begin PROVIDED DATA

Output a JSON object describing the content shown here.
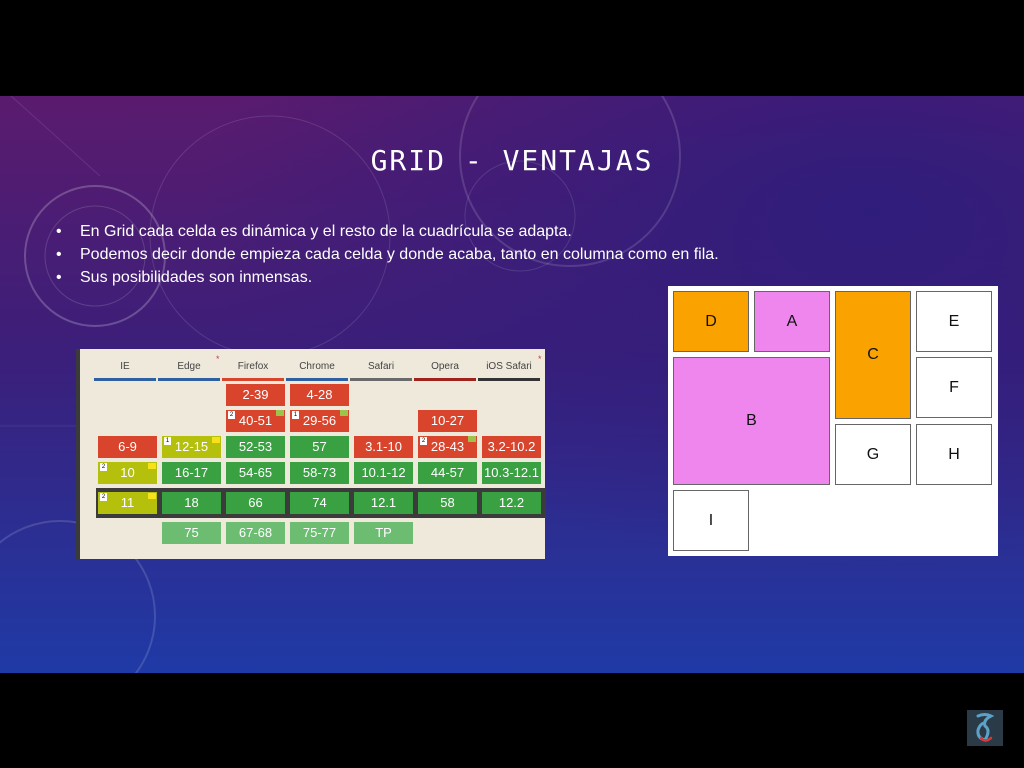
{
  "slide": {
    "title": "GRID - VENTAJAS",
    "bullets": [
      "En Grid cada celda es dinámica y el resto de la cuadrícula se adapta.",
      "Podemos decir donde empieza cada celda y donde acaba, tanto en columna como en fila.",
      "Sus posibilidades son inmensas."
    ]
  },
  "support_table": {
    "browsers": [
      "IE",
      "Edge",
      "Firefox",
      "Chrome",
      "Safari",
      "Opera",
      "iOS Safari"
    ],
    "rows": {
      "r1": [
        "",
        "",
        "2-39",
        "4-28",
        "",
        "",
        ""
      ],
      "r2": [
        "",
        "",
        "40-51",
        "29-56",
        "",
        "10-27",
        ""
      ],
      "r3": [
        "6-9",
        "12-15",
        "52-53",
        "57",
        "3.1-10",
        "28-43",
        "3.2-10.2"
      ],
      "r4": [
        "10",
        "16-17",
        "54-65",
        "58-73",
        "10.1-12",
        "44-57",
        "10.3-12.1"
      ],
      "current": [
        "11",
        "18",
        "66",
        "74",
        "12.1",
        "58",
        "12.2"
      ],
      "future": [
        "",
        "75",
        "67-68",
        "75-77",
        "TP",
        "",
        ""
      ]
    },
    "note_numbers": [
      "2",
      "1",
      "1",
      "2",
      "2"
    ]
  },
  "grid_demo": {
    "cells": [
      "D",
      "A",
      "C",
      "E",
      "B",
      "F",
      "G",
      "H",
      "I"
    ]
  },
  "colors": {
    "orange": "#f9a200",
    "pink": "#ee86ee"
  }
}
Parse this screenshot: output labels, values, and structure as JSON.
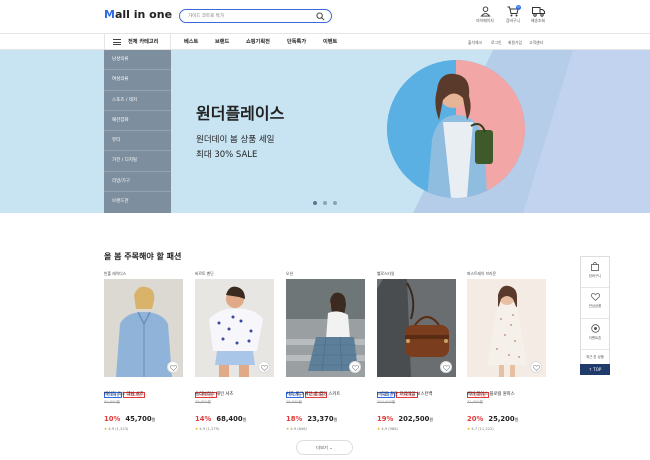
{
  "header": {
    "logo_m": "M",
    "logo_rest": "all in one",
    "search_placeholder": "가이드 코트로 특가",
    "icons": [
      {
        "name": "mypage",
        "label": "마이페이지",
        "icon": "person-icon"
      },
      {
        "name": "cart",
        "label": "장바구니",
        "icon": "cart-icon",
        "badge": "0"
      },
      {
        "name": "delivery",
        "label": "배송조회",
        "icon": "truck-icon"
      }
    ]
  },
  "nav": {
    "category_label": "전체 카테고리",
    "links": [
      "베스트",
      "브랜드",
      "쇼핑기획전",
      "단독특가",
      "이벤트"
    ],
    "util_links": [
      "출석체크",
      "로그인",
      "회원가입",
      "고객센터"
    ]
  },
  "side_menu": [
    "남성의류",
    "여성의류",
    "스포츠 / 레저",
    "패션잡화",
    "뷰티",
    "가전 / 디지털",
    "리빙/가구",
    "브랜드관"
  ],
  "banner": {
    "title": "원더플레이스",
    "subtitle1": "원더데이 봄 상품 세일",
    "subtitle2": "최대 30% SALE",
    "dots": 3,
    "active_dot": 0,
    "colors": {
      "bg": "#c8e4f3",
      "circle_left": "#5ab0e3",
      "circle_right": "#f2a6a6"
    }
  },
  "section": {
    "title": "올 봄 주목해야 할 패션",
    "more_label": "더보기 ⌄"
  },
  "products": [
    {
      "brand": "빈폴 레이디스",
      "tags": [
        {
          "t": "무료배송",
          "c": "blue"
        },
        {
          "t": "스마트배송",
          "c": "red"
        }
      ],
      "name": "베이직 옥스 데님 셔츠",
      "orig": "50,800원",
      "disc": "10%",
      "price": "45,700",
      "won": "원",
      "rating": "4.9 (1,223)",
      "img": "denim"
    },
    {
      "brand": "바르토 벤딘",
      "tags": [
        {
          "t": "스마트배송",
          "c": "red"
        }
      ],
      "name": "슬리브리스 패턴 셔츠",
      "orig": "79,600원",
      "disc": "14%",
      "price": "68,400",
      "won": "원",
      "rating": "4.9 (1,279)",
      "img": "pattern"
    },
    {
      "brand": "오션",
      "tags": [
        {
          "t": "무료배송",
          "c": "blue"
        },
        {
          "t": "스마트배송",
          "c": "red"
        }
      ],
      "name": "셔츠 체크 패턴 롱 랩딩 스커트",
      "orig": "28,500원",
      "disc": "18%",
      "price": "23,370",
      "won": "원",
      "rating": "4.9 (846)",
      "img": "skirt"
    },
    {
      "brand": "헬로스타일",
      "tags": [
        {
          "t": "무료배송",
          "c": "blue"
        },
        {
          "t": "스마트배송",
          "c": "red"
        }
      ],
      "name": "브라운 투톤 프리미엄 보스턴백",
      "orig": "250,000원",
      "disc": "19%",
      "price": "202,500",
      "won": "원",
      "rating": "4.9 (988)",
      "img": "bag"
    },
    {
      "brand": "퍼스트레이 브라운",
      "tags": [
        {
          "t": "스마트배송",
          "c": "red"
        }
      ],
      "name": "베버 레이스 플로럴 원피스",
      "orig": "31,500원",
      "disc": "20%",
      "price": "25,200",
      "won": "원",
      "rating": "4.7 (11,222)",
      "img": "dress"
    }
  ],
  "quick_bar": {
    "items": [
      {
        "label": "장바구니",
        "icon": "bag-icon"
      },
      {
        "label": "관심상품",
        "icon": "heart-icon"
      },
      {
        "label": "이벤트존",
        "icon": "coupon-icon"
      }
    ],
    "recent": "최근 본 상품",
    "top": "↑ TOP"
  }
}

end PROVIDED DATA

= WHAT NEEDS TO BE DONE =
Transcribe every line from the records above without alteration, and leave out the images.

= THE ANSWER =
Output a JSON object describing the content shown here.
{
  "slide": {
    "title": "GRID - VENTAJAS",
    "bullets": [
      "En Grid cada celda es dinámica y el resto de la cuadrícula se adapta.",
      "Podemos decir donde empieza cada celda y donde acaba, tanto en columna como en fila.",
      "Sus posibilidades son inmensas."
    ]
  },
  "support_table": {
    "browsers": [
      "IE",
      "Edge",
      "Firefox",
      "Chrome",
      "Safari",
      "Opera",
      "iOS Safari"
    ],
    "rows": {
      "r1": [
        "",
        "",
        "2-39",
        "4-28",
        "",
        "",
        ""
      ],
      "r2": [
        "",
        "",
        "40-51",
        "29-56",
        "",
        "10-27",
        ""
      ],
      "r3": [
        "6-9",
        "12-15",
        "52-53",
        "57",
        "3.1-10",
        "28-43",
        "3.2-10.2"
      ],
      "r4": [
        "10",
        "16-17",
        "54-65",
        "58-73",
        "10.1-12",
        "44-57",
        "10.3-12.1"
      ],
      "current": [
        "11",
        "18",
        "66",
        "74",
        "12.1",
        "58",
        "12.2"
      ],
      "future": [
        "",
        "75",
        "67-68",
        "75-77",
        "TP",
        "",
        ""
      ]
    },
    "note_numbers": [
      "2",
      "1",
      "1",
      "2",
      "2"
    ]
  },
  "grid_demo": {
    "cells": [
      "D",
      "A",
      "C",
      "E",
      "B",
      "F",
      "G",
      "H",
      "I"
    ]
  },
  "colors": {
    "orange": "#f9a200",
    "pink": "#ee86ee"
  }
}
Parse this screenshot: output labels, values, and structure as JSON.
{
  "header": {
    "logo_m": "M",
    "logo_rest": "all in one",
    "search_placeholder": "가이드 코트로 특가",
    "icons": [
      {
        "name": "mypage",
        "label": "마이페이지",
        "icon": "person-icon"
      },
      {
        "name": "cart",
        "label": "장바구니",
        "icon": "cart-icon",
        "badge": "0"
      },
      {
        "name": "delivery",
        "label": "배송조회",
        "icon": "truck-icon"
      }
    ]
  },
  "nav": {
    "category_label": "전체 카테고리",
    "links": [
      "베스트",
      "브랜드",
      "쇼핑기획전",
      "단독특가",
      "이벤트"
    ],
    "util_links": [
      "출석체크",
      "로그인",
      "회원가입",
      "고객센터"
    ]
  },
  "side_menu": [
    "남성의류",
    "여성의류",
    "스포츠 / 레저",
    "패션잡화",
    "뷰티",
    "가전 / 디지털",
    "리빙/가구",
    "브랜드관"
  ],
  "banner": {
    "title": "원더플레이스",
    "subtitle1": "원더데이 봄 상품 세일",
    "subtitle2": "최대 30% SALE",
    "dots": 3,
    "active_dot": 0,
    "colors": {
      "bg": "#c8e4f3",
      "circle_left": "#5ab0e3",
      "circle_right": "#f2a6a6"
    }
  },
  "section": {
    "title": "올 봄 주목해야 할 패션",
    "more_label": "더보기 ⌄"
  },
  "products": [
    {
      "brand": "빈폴 레이디스",
      "tags": [
        {
          "t": "무료배송",
          "c": "blue"
        },
        {
          "t": "스마트배송",
          "c": "red"
        }
      ],
      "name": "베이직 옥스 데님 셔츠",
      "orig": "50,800원",
      "disc": "10%",
      "price": "45,700",
      "won": "원",
      "rating": "4.9 (1,223)",
      "img": "denim"
    },
    {
      "brand": "바르토 벤딘",
      "tags": [
        {
          "t": "스마트배송",
          "c": "red"
        }
      ],
      "name": "슬리브리스 패턴 셔츠",
      "orig": "79,600원",
      "disc": "14%",
      "price": "68,400",
      "won": "원",
      "rating": "4.9 (1,279)",
      "img": "pattern"
    },
    {
      "brand": "오션",
      "tags": [
        {
          "t": "무료배송",
          "c": "blue"
        },
        {
          "t": "스마트배송",
          "c": "red"
        }
      ],
      "name": "셔츠 체크 패턴 롱 랩딩 스커트",
      "orig": "28,500원",
      "disc": "18%",
      "price": "23,370",
      "won": "원",
      "rating": "4.9 (846)",
      "img": "skirt"
    },
    {
      "brand": "헬로스타일",
      "tags": [
        {
          "t": "무료배송",
          "c": "blue"
        },
        {
          "t": "스마트배송",
          "c": "red"
        }
      ],
      "name": "브라운 투톤 프리미엄 보스턴백",
      "orig": "250,000원",
      "disc": "19%",
      "price": "202,500",
      "won": "원",
      "rating": "4.9 (988)",
      "img": "bag"
    },
    {
      "brand": "퍼스트레이 브라운",
      "tags": [
        {
          "t": "스마트배송",
          "c": "red"
        }
      ],
      "name": "베버 레이스 플로럴 원피스",
      "orig": "31,500원",
      "disc": "20%",
      "price": "25,200",
      "won": "원",
      "rating": "4.7 (11,222)",
      "img": "dress"
    }
  ],
  "quick_bar": {
    "items": [
      {
        "label": "장바구니",
        "icon": "bag-icon"
      },
      {
        "label": "관심상품",
        "icon": "heart-icon"
      },
      {
        "label": "이벤트존",
        "icon": "coupon-icon"
      }
    ],
    "recent": "최근 본 상품",
    "top": "↑ TOP"
  }
}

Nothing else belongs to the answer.